STATED TASK — Give the number of lines that include the word "auem", nothing more.

A run of records —
--

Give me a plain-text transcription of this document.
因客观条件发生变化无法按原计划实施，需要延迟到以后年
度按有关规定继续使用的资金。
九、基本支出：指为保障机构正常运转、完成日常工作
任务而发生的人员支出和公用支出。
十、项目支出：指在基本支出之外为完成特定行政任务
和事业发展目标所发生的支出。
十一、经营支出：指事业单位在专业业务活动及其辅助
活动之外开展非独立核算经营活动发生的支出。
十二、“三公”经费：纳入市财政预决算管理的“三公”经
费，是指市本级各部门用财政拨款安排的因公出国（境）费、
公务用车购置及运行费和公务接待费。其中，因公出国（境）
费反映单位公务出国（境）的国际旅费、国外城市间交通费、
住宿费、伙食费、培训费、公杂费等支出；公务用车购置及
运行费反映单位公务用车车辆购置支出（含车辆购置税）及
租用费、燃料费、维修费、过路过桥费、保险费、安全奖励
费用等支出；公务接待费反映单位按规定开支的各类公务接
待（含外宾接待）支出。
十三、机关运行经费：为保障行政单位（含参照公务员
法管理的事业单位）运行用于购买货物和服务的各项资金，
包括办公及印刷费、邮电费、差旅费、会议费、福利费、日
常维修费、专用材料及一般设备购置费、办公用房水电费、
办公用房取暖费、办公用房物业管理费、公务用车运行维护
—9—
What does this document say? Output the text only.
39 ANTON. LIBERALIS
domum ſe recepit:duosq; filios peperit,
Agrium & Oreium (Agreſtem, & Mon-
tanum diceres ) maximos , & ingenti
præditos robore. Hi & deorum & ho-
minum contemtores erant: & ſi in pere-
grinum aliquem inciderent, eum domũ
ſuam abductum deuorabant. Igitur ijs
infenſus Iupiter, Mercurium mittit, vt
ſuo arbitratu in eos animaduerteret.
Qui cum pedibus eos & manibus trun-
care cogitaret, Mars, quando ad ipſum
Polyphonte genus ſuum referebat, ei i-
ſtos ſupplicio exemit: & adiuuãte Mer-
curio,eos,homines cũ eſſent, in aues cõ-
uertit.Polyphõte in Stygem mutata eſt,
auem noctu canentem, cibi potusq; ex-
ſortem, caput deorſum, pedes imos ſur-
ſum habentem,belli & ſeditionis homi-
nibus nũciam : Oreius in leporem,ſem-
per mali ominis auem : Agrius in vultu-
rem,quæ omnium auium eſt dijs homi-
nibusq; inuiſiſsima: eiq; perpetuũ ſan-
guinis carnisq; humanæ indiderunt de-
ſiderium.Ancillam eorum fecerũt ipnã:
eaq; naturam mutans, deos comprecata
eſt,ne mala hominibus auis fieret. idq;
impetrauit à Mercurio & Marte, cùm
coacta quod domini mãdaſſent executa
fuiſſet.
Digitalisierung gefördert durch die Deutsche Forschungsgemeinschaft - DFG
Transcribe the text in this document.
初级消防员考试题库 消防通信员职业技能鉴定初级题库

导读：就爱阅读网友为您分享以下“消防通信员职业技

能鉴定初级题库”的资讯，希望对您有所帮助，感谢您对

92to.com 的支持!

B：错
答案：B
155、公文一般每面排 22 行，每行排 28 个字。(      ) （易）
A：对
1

--

SOLUTION TO THIS TASK — 2